-- START Raw records --
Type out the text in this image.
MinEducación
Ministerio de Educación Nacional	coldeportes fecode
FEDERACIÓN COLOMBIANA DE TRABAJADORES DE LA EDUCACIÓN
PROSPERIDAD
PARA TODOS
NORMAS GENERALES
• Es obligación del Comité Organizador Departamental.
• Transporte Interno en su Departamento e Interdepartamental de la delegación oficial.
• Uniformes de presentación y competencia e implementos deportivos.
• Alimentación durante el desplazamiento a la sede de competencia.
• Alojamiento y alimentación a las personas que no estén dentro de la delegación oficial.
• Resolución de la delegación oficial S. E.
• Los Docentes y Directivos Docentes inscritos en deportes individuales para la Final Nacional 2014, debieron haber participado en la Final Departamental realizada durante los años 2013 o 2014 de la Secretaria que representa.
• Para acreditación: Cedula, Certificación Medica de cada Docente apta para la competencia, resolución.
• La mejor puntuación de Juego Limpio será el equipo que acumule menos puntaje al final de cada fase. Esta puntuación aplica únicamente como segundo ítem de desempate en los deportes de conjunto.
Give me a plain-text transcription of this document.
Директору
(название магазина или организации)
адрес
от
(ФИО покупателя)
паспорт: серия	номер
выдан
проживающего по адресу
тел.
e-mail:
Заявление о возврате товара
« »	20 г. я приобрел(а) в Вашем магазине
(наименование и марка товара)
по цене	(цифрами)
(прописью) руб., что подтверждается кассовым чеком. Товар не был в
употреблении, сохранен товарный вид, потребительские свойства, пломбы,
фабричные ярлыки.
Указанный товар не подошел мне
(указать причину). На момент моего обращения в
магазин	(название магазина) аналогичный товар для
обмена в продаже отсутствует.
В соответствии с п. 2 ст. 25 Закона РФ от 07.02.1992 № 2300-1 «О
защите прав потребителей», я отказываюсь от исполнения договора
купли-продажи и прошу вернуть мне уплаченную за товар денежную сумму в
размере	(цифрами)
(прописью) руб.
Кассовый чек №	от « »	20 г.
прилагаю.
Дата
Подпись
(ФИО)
-- END Raw records --
- [Task statement]:
Please list every line of the records that contains "Nacional".

- [Finished task]:
Ministerio de Educación Nacional	coldeportes fecode
• Los Docentes y Directivos Docentes inscritos en deportes individuales para la Final Nacional 2014, debieron haber participado en la Final Departamental realizada durante los años 2013 o 2014 de la Secretaria que representa.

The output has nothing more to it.